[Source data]
────

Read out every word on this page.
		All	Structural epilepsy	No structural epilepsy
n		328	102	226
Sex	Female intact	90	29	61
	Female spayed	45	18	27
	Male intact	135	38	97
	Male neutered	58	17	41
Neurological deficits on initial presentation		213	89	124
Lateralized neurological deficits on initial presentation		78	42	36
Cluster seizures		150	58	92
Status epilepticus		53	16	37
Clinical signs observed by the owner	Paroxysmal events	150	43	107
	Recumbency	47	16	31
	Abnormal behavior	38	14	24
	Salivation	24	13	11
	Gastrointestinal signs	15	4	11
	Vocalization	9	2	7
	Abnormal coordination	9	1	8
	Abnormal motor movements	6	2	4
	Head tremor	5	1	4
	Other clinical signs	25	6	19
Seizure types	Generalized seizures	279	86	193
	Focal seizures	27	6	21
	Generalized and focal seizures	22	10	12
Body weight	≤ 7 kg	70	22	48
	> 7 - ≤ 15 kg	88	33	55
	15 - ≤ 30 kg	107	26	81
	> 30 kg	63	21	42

────

SET EXERCISE:
Give all the entries again exactly; leave none out.

WRITTEN REPLY:
Read out every word on this page.
		All	Structural epilepsy	No structural epilepsy
n		328	102	226
Sex	Female intact	90	29	61
	Female spayed	45	18	27
	Male intact	135	38	97
	Male neutered	58	17	41
Neurological deficits on initial presentation		213	89	124
Lateralized neurological deficits on initial presentation		78	42	36
Cluster seizures		150	58	92
Status epilepticus		53	16	37
Clinical signs observed by the owner	Paroxysmal events	150	43	107
	Recumbency	47	16	31
	Abnormal behavior	38	14	24
	Salivation	24	13	11
	Gastrointestinal signs	15	4	11
	Vocalization	9	2	7
	Abnormal coordination	9	1	8
	Abnormal motor movements	6	2	4
	Head tremor	5	1	4
	Other clinical signs	25	6	19
Seizure types	Generalized seizures	279	86	193
	Focal seizures	27	6	21
	Generalized and focal seizures	22	10	12
Body weight	≤ 7 kg	70	22	48
	> 7 - ≤ 15 kg	88	33	55
	15 - ≤ 30 kg	107	26	81
	> 30 kg	63	21	42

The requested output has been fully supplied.